### [EXCERPT]
══════

Cloud Firestore and Realtime Database both rely on powerful, concise rules languages specifically created to govern information security and access control. However, as rules get longer and more complex, you might need some help debugging errors in their behavior.

The Firebase Emulators include the ability to generate rule coverage reports, so you can see see exactly what each subexpression evaluated to when you reproduce an error. The reports also provide information about how frequently each test case used a rule, like traditional "line coverage" techniques.

Generate a report

After running a suite of tests, you can access test coverage reports that show how each of your security rules was evaluated.

To get the reports, query an exposed endpoint on the emulator while it's running. For a browser-friendly version, use the following URL:

Cloud Firestore

http://localhost:8080/emulator/v1/projects/<database_name>:ruleCoverage.html
 

Realtime Database

http://localhost:9000/.inspect/coverage?ns=<database_name>
 

This breaks your rules into expressions and subexpressions that you can mouseover for more information, including number of evaluations and values returned. For the raw JSON version of this data, include the following URL in your query:

Cloud Firestore

http://localhost:8080/emulator/v1/projects/<database_name>:ruleCoverage
 

Realtime Database

http://localhost:9000/.inspect/coverage.json?ns=<database_name>
 

Debugging example rules

To easily generate a test report, use the emulator quickstarts available on GitHub for Cloud Firestore and Realtime Database. These quickstarts guide you through properly installing and initializing the emulators, then generating sample tests from an example set of rules.

══════

### [SUPPLIED ENTRIES]

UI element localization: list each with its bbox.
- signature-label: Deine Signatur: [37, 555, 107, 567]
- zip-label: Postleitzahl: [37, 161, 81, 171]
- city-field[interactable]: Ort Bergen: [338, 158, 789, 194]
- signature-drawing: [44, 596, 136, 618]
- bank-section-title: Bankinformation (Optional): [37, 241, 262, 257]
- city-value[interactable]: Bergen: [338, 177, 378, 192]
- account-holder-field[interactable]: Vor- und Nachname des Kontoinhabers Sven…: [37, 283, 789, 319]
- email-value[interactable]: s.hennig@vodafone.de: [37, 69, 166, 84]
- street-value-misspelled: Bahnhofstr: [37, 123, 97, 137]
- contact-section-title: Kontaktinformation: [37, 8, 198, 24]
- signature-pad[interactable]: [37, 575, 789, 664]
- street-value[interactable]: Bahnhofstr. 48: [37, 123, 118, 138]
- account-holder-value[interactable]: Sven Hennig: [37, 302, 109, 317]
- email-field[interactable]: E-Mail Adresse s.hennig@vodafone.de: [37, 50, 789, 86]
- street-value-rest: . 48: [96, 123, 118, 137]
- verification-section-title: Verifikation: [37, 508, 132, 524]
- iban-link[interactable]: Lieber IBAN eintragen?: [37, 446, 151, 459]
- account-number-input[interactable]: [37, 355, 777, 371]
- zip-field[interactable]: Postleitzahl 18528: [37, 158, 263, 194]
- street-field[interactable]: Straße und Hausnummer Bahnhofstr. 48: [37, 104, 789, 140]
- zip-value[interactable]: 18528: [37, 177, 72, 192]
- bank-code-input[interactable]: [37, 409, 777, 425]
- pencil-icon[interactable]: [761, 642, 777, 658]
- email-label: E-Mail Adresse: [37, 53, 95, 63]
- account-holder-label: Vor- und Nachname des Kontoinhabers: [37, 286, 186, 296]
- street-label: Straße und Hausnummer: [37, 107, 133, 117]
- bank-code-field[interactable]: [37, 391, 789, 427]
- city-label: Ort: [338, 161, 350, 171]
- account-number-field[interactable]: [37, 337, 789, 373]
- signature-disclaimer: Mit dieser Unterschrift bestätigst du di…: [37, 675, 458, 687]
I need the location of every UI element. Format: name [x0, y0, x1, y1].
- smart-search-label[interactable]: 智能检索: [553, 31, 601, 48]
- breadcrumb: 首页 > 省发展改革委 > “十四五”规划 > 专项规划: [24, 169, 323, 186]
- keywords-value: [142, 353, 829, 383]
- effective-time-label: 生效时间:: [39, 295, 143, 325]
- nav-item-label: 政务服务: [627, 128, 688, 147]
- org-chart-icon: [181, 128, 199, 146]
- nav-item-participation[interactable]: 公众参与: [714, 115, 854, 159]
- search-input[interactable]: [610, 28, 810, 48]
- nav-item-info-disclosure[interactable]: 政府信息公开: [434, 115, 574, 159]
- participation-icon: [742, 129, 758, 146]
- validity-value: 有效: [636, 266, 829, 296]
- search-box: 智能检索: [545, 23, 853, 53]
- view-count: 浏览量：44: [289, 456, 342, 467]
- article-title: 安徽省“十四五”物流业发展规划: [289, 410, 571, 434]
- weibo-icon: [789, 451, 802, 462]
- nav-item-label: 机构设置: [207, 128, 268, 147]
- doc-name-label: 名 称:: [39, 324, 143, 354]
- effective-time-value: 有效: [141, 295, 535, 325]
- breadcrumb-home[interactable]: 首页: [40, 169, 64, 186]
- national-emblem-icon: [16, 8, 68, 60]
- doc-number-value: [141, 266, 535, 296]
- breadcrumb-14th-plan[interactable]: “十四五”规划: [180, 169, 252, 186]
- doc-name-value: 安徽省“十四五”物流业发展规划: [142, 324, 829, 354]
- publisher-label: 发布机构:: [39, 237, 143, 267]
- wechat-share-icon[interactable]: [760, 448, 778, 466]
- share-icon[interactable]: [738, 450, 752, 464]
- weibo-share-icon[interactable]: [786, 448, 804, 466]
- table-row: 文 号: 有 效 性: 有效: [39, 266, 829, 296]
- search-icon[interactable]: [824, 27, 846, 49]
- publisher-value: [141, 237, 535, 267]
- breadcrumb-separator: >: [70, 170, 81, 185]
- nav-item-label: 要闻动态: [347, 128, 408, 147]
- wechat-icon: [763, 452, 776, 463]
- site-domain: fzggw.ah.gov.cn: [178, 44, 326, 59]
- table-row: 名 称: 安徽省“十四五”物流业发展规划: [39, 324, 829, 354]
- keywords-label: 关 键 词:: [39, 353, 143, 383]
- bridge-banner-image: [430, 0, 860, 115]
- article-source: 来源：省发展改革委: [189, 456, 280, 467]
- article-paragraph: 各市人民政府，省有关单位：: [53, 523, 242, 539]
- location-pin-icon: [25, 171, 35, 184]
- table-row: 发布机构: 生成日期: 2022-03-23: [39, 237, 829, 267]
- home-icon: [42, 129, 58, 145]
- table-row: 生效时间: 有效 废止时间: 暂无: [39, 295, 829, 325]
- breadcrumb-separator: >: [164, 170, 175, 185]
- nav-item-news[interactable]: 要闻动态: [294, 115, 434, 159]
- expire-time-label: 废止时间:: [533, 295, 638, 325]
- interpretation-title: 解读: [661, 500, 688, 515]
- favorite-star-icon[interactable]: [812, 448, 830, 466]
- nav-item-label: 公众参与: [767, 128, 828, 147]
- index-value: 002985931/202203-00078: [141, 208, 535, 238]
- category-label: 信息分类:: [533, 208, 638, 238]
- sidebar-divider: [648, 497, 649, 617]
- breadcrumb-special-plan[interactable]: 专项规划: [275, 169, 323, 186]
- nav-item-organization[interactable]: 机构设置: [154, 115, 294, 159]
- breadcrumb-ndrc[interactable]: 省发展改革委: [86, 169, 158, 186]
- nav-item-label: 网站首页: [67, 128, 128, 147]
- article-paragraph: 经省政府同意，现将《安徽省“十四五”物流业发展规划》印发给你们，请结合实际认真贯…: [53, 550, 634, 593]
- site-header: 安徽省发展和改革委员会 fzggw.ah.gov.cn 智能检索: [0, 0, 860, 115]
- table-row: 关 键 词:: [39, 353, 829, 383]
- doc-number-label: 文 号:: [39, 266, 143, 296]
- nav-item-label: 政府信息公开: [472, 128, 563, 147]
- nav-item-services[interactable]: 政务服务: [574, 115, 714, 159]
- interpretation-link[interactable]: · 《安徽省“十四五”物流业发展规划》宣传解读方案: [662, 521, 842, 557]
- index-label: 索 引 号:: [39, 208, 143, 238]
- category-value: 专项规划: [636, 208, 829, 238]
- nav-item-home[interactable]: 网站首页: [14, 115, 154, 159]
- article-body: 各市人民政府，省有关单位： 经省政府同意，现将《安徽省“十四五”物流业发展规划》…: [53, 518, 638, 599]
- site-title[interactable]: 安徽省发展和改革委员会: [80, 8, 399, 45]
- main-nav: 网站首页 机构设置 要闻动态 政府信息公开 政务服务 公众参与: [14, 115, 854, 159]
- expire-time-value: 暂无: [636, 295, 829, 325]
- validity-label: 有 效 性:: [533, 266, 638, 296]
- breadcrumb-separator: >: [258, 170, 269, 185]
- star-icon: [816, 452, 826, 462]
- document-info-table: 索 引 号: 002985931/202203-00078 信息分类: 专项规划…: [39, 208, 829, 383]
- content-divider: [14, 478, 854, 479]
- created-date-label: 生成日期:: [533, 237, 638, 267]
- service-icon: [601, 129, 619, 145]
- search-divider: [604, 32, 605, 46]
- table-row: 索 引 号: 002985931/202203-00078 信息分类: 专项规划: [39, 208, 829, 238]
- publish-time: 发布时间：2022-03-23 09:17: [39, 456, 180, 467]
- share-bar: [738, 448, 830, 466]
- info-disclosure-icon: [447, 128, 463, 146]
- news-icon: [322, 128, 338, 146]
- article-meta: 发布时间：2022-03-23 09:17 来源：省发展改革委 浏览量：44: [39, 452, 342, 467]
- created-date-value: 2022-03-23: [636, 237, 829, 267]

══════

### [TASK]
Summarize the excerpt on security rule coverage reports in two sentences.

### [WRITTEN RESPONSE]
The Firebase Emulators can generate rule coverage reports that show what each subexpression of Cloud Firestore and Realtime Database security rules evaluated to and how frequently each test case used a rule. These reports are retrieved by querying an endpoint on the running emulator, either as a browser-friendly view or as raw JSON, and the emulator quickstarts on GitHub provide an easy way to generate one from an example set of rules.